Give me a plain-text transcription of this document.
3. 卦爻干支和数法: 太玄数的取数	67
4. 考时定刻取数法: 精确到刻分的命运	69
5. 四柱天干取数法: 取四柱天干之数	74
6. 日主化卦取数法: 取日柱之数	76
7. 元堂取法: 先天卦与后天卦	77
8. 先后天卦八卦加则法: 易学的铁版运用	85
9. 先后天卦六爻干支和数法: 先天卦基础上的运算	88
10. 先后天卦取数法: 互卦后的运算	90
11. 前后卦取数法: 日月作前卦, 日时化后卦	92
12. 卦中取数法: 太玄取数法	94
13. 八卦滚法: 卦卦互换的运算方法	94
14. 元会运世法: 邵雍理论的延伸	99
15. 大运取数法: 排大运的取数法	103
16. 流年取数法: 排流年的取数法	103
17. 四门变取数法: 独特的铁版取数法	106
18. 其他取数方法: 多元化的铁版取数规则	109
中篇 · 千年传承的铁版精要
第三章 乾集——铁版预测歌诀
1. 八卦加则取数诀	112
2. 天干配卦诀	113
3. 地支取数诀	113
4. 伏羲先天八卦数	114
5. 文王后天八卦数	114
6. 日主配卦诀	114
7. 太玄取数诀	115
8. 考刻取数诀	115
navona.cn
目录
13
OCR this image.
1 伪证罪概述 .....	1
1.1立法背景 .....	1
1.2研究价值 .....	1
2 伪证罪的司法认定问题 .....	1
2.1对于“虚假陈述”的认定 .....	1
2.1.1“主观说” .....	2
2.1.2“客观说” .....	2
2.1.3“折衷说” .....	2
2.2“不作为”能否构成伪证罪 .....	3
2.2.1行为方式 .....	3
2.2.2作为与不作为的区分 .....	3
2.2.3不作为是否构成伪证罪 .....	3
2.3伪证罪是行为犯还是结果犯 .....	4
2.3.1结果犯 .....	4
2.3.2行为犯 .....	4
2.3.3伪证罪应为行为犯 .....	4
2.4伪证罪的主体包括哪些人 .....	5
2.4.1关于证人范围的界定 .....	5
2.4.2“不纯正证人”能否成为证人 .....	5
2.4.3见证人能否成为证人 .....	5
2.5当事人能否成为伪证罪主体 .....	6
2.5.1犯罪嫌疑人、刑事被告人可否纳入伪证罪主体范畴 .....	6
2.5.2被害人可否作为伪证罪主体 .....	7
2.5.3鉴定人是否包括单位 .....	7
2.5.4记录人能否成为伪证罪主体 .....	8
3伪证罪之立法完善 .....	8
━━━━━━━━━━━━━━━━
Written exercise - From the line containing "OCR this image." to the last line of the material, please quote every line exactly and only those.

Solved exercise -
OCR this image.
1 伪证罪概述 .....	1
1.1立法背景 .....	1
1.2研究价值 .....	1
2 伪证罪的司法认定问题 .....	1
2.1对于“虚假陈述”的认定 .....	1
2.1.1“主观说” .....	2
2.1.2“客观说” .....	2
2.1.3“折衷说” .....	2
2.2“不作为”能否构成伪证罪 .....	3
2.2.1行为方式 .....	3
2.2.2作为与不作为的区分 .....	3
2.2.3不作为是否构成伪证罪 .....	3
2.3伪证罪是行为犯还是结果犯 .....	4
2.3.1结果犯 .....	4
2.3.2行为犯 .....	4
2.3.3伪证罪应为行为犯 .....	4
2.4伪证罪的主体包括哪些人 .....	5
2.4.1关于证人范围的界定 .....	5
2.4.2“不纯正证人”能否成为证人 .....	5
2.4.3见证人能否成为证人 .....	5
2.5当事人能否成为伪证罪主体 .....	6
2.5.1犯罪嫌疑人、刑事被告人可否纳入伪证罪主体范畴 .....	6
2.5.2被害人可否作为伪证罪主体 .....	7
2.5.3鉴定人是否包括单位 .....	7
2.5.4记录人能否成为伪证罪主体 .....	8
3伪证罪之立法完善 .....	8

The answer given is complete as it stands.